[Dataset items]
━━━━

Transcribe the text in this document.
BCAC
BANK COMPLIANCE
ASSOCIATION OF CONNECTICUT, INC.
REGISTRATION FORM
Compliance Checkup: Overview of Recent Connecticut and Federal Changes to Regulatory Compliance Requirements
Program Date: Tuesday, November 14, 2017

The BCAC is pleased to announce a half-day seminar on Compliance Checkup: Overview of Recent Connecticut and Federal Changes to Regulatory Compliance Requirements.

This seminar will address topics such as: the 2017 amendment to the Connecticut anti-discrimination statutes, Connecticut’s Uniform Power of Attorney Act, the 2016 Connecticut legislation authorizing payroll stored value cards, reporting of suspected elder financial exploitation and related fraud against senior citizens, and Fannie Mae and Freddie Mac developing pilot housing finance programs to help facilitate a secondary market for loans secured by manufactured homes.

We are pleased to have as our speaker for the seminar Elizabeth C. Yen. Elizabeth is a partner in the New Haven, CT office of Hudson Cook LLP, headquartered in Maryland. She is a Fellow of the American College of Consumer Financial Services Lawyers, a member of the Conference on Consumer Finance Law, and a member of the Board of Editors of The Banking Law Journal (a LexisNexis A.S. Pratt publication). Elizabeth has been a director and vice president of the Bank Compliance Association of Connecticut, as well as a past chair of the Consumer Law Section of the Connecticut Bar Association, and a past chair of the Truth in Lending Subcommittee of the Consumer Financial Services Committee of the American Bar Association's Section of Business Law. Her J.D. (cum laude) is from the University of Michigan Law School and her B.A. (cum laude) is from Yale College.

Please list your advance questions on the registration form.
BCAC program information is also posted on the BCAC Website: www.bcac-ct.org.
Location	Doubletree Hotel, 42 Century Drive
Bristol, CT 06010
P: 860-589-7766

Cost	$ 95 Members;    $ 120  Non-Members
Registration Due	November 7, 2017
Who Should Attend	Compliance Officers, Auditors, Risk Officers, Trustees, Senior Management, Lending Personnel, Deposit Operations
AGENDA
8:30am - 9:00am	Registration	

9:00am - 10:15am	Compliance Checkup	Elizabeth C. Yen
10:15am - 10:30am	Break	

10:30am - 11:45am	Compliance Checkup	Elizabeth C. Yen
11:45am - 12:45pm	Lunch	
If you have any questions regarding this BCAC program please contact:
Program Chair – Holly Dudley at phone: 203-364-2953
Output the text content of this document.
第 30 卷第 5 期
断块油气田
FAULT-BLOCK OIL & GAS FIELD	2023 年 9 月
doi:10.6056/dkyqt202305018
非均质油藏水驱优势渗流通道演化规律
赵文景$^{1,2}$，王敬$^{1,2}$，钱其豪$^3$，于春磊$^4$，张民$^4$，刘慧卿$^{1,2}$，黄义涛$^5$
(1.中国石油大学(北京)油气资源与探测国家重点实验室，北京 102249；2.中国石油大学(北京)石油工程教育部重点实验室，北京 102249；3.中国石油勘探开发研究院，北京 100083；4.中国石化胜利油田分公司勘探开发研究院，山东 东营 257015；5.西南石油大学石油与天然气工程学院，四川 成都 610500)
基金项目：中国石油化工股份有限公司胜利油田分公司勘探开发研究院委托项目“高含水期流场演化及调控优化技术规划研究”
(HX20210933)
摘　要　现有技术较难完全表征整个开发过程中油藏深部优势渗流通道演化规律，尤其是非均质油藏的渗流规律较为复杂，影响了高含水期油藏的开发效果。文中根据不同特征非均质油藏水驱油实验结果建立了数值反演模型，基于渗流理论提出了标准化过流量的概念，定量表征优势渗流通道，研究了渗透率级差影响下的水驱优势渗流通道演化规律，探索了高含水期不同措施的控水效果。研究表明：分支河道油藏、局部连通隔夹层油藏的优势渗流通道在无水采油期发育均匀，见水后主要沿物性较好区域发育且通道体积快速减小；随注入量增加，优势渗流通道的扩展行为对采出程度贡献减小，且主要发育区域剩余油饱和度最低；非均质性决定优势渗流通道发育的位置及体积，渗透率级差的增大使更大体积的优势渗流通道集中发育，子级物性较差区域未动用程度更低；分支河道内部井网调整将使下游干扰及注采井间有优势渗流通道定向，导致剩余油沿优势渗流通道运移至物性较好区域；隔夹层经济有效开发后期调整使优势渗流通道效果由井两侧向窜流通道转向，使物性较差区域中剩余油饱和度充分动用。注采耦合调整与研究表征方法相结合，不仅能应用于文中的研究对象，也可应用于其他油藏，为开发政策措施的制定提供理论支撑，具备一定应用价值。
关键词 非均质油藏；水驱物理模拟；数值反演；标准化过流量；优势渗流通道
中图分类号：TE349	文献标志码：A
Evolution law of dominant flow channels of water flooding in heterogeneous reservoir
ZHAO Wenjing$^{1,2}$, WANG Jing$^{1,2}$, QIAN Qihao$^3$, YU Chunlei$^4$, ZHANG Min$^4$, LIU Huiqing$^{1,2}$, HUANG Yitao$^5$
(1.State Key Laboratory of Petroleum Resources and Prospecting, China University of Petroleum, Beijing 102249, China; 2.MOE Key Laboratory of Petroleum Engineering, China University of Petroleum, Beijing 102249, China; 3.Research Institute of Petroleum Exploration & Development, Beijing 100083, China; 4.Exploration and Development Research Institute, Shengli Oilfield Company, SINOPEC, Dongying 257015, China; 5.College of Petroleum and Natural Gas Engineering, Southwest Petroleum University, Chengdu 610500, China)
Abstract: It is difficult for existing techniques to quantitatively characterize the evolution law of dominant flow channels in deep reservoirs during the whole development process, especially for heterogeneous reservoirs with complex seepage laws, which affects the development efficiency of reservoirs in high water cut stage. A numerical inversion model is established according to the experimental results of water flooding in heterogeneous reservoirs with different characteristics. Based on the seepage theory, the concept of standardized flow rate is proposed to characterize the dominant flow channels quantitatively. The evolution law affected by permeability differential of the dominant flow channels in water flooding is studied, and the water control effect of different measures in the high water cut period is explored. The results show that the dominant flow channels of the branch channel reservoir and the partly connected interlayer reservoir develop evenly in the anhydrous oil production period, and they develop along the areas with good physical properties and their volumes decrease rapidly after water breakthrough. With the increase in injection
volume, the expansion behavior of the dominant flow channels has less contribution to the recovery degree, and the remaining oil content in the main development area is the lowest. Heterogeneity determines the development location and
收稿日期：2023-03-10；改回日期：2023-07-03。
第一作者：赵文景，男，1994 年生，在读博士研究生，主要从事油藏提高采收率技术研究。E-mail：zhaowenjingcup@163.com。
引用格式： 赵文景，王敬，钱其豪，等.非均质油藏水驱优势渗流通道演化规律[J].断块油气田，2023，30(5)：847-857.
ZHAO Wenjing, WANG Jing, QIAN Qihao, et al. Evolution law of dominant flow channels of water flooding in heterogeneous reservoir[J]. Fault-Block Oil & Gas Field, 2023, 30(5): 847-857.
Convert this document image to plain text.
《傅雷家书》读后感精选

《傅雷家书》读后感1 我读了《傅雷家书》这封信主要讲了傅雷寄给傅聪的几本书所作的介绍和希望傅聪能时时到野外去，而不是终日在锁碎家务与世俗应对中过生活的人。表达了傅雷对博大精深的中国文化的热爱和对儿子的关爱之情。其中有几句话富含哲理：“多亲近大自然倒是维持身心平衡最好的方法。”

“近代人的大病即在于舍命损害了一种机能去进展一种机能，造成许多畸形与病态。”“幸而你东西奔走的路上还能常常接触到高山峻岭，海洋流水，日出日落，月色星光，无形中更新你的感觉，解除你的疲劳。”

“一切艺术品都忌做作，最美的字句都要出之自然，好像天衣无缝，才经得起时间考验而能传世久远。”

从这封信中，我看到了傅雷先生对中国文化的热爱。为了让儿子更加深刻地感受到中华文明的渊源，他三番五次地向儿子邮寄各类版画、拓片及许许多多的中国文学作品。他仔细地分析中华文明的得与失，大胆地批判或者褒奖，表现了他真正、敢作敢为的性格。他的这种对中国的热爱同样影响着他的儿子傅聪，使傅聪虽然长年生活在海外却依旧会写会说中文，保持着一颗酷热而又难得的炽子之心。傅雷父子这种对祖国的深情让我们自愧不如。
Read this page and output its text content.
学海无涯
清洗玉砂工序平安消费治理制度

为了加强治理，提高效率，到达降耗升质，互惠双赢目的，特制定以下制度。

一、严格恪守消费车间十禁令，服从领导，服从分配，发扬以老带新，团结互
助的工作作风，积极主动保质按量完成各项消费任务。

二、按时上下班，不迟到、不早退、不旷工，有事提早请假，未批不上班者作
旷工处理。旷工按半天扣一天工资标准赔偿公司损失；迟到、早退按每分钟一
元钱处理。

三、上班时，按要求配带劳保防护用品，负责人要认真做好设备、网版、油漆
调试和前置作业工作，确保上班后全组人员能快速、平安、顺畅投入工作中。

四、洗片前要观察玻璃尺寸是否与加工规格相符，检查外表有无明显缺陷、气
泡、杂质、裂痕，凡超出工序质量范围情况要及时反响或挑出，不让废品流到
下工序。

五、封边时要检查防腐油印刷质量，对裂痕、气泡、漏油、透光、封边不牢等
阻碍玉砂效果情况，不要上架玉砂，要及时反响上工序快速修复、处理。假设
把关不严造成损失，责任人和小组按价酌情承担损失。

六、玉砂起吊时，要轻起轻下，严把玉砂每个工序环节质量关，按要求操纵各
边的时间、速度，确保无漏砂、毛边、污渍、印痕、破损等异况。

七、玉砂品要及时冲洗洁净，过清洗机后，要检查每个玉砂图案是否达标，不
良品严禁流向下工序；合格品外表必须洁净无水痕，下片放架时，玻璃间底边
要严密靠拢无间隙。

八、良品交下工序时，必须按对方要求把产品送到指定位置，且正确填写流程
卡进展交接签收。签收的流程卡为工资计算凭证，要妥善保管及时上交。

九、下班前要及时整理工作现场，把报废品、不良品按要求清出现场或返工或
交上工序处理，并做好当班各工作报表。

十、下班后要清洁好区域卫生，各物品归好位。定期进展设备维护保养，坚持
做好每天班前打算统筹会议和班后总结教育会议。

━━━━

Exactly reproduce the lines from the one containing "Read this page and output its text content." through the end of the records, and only those lines.

◆ FINAL RESULT ◆
Read this page and output its text content.
学海无涯
清洗玉砂工序平安消费治理制度

为了加强治理，提高效率，到达降耗升质，互惠双赢目的，特制定以下制度。

一、严格恪守消费车间十禁令，服从领导，服从分配，发扬以老带新，团结互
助的工作作风，积极主动保质按量完成各项消费任务。

二、按时上下班，不迟到、不早退、不旷工，有事提早请假，未批不上班者作
旷工处理。旷工按半天扣一天工资标准赔偿公司损失；迟到、早退按每分钟一
元钱处理。

三、上班时，按要求配带劳保防护用品，负责人要认真做好设备、网版、油漆
调试和前置作业工作，确保上班后全组人员能快速、平安、顺畅投入工作中。

四、洗片前要观察玻璃尺寸是否与加工规格相符，检查外表有无明显缺陷、气
泡、杂质、裂痕，凡超出工序质量范围情况要及时反响或挑出，不让废品流到
下工序。

五、封边时要检查防腐油印刷质量，对裂痕、气泡、漏油、透光、封边不牢等
阻碍玉砂效果情况，不要上架玉砂，要及时反响上工序快速修复、处理。假设
把关不严造成损失，责任人和小组按价酌情承担损失。

六、玉砂起吊时，要轻起轻下，严把玉砂每个工序环节质量关，按要求操纵各
边的时间、速度，确保无漏砂、毛边、污渍、印痕、破损等异况。

七、玉砂品要及时冲洗洁净，过清洗机后，要检查每个玉砂图案是否达标，不
良品严禁流向下工序；合格品外表必须洁净无水痕，下片放架时，玻璃间底边
要严密靠拢无间隙。

八、良品交下工序时，必须按对方要求把产品送到指定位置，且正确填写流程
卡进展交接签收。签收的流程卡为工资计算凭证，要妥善保管及时上交。

九、下班前要及时整理工作现场，把报废品、不良品按要求清出现场或返工或
交上工序处理，并做好当班各工作报表。

十、下班后要清洁好区域卫生，各物品归好位。定期进展设备维护保养，坚持
做好每天班前打算统筹会议和班后总结教育会议。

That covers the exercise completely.